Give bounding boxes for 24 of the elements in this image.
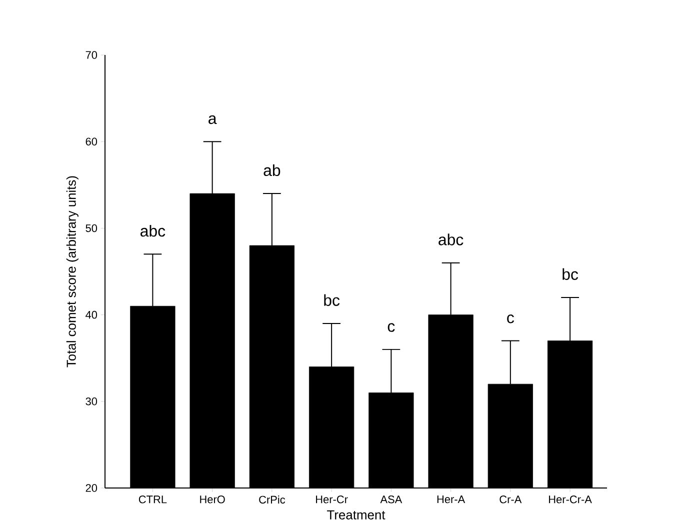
y-tick-label: 60: [86, 138, 98, 146]
x-tick-label: CTRL: [138, 496, 167, 504]
x-tick-label: HerO: [200, 496, 225, 504]
x-tick-label: Her-Cr-A: [549, 496, 592, 504]
x-axis-title: Treatment: [327, 510, 386, 520]
x-tick-label: Cr-A: [500, 496, 522, 504]
y-tick-label: 50: [86, 224, 98, 232]
x-tick-label: CrPic: [259, 496, 286, 504]
annotation: c: [388, 323, 395, 332]
annotation: a: [208, 115, 217, 124]
x-tick-label: Her-A: [437, 496, 466, 504]
annotation: ab: [264, 164, 280, 176]
annotation: c: [507, 314, 514, 324]
y-tick-label: 20: [86, 484, 98, 492]
y-axis-title: Total comet score (arbitrary units): [66, 176, 78, 368]
annotation: abc: [140, 224, 166, 237]
y-tick-label: 30: [86, 398, 98, 406]
y-tick-label: 70: [86, 51, 98, 59]
annotation: abc: [438, 234, 464, 246]
annotation: bc: [562, 268, 578, 280]
x-tick-label: ASA: [380, 496, 402, 504]
x-tick-label: Her-Cr: [316, 496, 348, 504]
annotation: bc: [324, 294, 340, 306]
y-tick-label: 40: [86, 310, 98, 319]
□ □ □ □ □
- Requirement
State how many lines in the items above contain the string "annotation", with letter case taken into account. Give only the number.

- The completed task
8